*What to work on:* Starting at the line below that contains "OCR this image.", print each line through the end of the records exactly as it appears.

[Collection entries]
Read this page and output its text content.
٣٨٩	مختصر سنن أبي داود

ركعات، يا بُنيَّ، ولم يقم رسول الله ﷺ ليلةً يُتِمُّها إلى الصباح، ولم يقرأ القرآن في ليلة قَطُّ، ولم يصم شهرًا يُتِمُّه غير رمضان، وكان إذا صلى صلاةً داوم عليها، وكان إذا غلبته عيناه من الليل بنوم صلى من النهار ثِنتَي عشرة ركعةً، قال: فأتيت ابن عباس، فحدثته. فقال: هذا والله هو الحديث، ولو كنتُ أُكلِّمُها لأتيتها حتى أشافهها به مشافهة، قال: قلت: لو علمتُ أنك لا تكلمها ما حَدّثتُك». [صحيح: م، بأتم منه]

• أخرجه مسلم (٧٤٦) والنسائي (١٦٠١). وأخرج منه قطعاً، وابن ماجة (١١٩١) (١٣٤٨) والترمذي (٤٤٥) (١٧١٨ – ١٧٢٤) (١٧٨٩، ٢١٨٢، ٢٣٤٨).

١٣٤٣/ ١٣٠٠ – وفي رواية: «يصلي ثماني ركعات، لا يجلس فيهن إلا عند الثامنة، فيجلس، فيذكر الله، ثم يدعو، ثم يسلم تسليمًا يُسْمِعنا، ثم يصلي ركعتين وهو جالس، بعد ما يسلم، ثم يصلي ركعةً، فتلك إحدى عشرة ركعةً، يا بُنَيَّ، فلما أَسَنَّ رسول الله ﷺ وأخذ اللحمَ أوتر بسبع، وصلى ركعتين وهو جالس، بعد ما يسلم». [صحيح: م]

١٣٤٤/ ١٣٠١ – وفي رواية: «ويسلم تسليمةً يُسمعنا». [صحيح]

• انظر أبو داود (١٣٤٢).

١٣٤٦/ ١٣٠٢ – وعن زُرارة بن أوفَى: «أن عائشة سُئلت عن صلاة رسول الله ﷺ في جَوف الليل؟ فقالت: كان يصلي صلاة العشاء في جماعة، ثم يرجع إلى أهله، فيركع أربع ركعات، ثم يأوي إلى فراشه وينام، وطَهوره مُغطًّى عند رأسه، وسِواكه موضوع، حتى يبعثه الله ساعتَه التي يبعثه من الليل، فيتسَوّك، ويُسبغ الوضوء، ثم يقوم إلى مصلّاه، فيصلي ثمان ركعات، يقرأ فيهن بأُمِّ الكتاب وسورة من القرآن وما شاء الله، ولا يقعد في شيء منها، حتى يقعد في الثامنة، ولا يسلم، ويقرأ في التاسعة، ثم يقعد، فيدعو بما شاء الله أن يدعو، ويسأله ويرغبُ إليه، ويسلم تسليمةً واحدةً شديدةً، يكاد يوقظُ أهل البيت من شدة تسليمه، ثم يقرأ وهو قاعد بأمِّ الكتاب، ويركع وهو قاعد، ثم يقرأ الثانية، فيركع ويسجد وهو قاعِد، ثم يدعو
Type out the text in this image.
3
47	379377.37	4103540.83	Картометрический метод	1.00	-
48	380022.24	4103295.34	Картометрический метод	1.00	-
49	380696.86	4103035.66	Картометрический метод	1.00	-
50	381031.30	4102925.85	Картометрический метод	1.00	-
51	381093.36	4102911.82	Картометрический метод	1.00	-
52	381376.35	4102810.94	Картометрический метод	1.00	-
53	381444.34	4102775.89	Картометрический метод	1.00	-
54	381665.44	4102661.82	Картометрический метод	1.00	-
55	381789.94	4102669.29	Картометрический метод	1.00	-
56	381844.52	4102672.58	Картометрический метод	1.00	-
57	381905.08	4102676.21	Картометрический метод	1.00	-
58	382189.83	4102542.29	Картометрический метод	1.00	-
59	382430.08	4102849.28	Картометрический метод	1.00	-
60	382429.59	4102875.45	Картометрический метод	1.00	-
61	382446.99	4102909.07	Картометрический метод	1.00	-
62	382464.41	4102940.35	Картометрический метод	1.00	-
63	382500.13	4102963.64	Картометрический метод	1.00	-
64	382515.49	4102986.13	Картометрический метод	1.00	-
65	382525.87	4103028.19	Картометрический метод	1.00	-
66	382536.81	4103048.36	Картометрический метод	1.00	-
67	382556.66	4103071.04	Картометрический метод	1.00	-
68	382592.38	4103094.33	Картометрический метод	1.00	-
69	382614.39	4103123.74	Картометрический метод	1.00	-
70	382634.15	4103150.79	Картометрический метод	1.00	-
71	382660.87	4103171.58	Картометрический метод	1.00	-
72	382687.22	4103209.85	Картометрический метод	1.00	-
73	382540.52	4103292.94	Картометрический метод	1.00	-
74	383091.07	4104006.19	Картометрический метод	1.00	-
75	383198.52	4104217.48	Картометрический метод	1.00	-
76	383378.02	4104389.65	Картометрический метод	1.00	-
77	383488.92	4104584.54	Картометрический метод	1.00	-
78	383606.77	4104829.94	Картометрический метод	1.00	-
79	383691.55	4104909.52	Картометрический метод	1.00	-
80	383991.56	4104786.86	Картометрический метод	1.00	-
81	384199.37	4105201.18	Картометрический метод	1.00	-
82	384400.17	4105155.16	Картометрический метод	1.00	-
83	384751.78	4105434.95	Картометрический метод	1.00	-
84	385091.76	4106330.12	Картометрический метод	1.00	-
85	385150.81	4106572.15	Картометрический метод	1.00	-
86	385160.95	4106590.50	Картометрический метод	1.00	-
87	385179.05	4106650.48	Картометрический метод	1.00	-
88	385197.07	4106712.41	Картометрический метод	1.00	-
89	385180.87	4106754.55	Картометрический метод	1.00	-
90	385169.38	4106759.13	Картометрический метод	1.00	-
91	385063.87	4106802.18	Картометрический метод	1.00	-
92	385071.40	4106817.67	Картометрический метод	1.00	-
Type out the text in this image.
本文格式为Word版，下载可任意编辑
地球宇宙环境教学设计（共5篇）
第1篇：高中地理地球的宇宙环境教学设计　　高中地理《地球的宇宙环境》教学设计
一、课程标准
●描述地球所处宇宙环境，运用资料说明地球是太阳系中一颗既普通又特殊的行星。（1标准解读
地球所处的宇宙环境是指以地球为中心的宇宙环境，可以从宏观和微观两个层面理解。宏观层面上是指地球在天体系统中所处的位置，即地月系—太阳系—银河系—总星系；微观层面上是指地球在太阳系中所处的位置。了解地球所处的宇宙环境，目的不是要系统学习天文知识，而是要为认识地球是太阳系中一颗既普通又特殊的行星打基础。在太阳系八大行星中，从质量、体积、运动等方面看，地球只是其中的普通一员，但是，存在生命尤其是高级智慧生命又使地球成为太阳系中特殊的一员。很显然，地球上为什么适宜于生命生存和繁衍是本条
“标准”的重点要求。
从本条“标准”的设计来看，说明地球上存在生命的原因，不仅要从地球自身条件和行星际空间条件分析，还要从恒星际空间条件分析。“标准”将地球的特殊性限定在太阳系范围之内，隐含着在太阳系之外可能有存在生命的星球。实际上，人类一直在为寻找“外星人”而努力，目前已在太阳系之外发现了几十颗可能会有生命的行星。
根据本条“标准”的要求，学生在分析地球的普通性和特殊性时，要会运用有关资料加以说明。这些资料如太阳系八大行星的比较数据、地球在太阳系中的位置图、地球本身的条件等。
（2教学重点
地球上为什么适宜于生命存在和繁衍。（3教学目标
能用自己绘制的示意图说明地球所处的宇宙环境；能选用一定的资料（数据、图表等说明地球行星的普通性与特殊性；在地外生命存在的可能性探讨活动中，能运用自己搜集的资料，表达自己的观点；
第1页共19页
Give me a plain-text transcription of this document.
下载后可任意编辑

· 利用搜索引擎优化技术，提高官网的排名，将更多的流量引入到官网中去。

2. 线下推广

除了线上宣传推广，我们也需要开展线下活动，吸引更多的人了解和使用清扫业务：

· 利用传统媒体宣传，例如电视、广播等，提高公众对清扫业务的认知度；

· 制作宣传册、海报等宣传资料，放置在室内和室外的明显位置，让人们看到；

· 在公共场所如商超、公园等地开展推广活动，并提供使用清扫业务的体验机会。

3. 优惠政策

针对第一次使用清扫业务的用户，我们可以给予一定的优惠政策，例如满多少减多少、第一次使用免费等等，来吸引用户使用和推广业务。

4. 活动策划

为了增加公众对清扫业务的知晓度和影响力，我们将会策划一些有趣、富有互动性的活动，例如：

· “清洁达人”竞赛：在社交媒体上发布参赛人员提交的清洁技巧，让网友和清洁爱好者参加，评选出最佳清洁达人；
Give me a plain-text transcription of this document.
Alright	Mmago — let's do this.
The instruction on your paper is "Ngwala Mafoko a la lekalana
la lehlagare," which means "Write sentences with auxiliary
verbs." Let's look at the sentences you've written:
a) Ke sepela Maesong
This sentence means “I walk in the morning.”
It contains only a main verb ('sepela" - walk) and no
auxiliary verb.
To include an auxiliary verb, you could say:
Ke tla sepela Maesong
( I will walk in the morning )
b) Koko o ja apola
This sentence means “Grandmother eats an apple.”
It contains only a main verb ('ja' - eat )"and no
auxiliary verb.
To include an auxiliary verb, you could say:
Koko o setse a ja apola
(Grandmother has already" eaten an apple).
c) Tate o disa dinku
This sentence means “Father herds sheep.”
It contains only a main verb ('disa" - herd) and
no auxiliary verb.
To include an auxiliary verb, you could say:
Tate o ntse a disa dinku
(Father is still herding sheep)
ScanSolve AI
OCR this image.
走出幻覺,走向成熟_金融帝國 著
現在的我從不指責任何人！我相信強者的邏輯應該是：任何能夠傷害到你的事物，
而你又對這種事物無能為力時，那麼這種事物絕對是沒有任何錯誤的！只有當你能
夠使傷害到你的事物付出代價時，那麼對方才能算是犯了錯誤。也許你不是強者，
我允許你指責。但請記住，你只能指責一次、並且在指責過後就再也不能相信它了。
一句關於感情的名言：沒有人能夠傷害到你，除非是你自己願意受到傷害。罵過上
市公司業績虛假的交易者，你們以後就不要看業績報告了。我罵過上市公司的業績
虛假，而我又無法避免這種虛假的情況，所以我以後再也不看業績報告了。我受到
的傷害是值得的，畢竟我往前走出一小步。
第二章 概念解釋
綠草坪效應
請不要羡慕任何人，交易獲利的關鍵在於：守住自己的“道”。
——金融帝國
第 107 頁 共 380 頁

*Final result:*
OCR this image.
走出幻覺,走向成熟_金融帝國 著
現在的我從不指責任何人！我相信強者的邏輯應該是：任何能夠傷害到你的事物，
而你又對這種事物無能為力時，那麼這種事物絕對是沒有任何錯誤的！只有當你能
夠使傷害到你的事物付出代價時，那麼對方才能算是犯了錯誤。也許你不是強者，
我允許你指責。但請記住，你只能指責一次、並且在指責過後就再也不能相信它了。
一句關於感情的名言：沒有人能夠傷害到你，除非是你自己願意受到傷害。罵過上
市公司業績虛假的交易者，你們以後就不要看業績報告了。我罵過上市公司的業績
虛假，而我又無法避免這種虛假的情況，所以我以後再也不看業績報告了。我受到
的傷害是值得的，畢竟我往前走出一小步。
第二章 概念解釋
綠草坪效應
請不要羡慕任何人，交易獲利的關鍵在於：守住自己的“道”。
——金融帝國
第 107 頁 共 380 頁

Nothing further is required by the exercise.